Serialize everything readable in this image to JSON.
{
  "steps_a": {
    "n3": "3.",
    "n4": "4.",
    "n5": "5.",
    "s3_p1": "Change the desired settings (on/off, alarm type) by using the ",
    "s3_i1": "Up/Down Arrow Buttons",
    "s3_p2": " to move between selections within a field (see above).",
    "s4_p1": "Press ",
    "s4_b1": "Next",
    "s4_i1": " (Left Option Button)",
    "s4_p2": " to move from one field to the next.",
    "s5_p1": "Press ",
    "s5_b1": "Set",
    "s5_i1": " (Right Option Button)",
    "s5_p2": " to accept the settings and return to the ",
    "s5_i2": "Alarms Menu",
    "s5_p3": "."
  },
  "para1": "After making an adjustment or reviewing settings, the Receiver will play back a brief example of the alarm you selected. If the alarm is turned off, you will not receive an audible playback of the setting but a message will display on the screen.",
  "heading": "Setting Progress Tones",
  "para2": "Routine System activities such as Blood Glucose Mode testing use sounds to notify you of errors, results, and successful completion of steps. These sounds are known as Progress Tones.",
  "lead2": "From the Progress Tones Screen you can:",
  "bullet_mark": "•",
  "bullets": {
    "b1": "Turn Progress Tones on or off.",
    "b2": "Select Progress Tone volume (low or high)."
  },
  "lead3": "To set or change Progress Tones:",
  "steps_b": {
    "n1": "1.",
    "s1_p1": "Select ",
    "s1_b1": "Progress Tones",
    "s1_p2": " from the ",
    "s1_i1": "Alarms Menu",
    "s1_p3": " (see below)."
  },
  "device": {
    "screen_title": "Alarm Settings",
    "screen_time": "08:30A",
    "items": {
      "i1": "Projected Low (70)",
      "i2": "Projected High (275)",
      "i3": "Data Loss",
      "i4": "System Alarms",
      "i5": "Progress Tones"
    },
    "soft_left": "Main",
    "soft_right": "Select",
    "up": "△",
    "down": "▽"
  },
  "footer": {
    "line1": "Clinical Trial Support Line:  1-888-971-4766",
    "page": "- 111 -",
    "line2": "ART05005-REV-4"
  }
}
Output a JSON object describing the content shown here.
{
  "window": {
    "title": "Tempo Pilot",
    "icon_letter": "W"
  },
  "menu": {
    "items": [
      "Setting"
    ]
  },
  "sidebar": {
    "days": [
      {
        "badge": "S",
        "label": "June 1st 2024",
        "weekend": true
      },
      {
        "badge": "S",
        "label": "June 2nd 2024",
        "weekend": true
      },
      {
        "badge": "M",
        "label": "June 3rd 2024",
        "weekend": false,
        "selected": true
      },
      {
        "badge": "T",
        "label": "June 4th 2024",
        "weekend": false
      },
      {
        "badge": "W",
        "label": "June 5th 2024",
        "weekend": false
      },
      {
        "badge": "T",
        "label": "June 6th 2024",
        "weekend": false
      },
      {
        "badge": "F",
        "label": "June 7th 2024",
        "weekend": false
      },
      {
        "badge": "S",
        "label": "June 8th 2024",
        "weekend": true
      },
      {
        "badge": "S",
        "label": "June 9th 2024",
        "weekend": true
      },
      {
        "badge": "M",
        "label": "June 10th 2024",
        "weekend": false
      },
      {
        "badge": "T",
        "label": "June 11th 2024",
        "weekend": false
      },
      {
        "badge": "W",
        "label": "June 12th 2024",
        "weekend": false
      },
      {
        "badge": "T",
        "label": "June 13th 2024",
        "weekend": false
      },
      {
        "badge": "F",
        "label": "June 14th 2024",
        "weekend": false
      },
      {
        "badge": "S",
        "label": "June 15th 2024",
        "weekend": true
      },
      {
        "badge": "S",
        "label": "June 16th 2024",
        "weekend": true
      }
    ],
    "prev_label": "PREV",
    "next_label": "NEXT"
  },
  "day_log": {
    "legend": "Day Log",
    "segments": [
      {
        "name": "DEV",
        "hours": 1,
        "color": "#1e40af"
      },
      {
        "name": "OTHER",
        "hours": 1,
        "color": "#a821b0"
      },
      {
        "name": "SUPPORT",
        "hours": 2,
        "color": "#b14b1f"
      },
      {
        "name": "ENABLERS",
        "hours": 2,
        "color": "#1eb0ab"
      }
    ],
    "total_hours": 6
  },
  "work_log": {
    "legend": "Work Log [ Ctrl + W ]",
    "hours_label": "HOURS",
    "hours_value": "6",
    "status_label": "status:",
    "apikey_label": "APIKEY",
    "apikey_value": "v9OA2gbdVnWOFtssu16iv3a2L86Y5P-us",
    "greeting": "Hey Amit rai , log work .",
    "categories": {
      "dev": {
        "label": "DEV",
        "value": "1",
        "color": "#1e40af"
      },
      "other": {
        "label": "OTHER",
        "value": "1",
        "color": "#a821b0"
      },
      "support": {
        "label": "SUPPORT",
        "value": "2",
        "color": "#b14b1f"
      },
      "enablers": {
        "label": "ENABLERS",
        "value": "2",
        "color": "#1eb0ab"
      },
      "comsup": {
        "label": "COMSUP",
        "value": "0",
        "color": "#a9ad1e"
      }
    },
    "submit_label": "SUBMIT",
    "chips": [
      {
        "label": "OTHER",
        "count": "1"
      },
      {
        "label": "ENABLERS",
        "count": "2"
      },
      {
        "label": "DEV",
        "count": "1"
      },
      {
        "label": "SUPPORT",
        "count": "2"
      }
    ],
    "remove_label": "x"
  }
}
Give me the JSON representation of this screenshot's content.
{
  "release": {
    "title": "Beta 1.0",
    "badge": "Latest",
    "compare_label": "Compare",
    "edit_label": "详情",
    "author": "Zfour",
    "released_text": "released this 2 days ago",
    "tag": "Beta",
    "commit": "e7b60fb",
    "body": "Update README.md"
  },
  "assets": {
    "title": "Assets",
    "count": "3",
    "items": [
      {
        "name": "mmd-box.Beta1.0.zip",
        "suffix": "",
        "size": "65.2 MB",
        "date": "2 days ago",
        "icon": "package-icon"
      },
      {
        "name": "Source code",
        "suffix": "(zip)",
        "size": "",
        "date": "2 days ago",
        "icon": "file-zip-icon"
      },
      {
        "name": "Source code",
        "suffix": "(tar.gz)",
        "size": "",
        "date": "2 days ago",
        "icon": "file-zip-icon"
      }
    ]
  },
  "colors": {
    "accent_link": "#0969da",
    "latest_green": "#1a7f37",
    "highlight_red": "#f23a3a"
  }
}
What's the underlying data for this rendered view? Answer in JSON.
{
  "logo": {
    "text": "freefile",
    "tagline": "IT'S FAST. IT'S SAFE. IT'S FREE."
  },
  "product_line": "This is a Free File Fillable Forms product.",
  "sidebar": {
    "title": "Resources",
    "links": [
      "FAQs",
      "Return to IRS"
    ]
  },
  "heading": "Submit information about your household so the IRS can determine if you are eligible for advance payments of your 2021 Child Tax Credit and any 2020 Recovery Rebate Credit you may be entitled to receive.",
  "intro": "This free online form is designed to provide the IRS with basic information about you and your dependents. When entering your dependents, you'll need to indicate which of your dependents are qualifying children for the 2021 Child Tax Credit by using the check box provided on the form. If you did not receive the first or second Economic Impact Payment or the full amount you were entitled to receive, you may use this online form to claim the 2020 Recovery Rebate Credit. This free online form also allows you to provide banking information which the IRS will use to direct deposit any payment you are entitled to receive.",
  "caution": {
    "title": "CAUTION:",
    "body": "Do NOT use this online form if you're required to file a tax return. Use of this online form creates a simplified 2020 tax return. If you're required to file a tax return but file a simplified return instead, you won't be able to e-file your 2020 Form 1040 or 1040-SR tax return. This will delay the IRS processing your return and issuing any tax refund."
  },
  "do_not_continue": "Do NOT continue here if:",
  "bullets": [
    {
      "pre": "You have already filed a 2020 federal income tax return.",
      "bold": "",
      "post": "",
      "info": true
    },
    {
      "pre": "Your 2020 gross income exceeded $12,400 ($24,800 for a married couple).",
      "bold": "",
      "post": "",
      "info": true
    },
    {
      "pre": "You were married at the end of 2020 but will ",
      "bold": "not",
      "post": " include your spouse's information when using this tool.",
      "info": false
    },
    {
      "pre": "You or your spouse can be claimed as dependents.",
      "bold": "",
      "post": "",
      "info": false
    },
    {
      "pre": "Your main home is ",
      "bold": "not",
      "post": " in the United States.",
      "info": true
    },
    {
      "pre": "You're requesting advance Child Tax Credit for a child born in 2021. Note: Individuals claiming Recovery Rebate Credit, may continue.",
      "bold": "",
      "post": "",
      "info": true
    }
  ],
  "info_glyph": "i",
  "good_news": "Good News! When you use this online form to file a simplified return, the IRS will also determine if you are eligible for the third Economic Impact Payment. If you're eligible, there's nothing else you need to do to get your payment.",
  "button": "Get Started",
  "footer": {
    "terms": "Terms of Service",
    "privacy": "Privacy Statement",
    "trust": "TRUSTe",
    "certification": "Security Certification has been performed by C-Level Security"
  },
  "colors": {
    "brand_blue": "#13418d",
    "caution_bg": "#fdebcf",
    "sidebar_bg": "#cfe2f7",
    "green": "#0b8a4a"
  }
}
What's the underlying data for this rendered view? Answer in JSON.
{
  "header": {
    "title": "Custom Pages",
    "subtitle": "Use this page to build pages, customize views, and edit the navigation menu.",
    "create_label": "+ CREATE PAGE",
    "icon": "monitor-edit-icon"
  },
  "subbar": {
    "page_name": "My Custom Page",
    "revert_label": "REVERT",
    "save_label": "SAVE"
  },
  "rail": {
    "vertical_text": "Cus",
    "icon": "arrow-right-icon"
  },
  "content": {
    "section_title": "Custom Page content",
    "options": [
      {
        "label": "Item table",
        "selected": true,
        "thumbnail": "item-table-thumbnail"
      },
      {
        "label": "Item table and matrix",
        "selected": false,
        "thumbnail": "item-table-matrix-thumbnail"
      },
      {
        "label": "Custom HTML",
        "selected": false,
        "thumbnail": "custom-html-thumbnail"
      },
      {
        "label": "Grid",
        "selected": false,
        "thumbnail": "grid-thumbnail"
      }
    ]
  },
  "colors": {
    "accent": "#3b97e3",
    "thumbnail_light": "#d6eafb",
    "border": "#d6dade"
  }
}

■ **What is being asked**
Count how many lines above contain the word "spouse". Reply with the number alone.

■ **Task solution**
2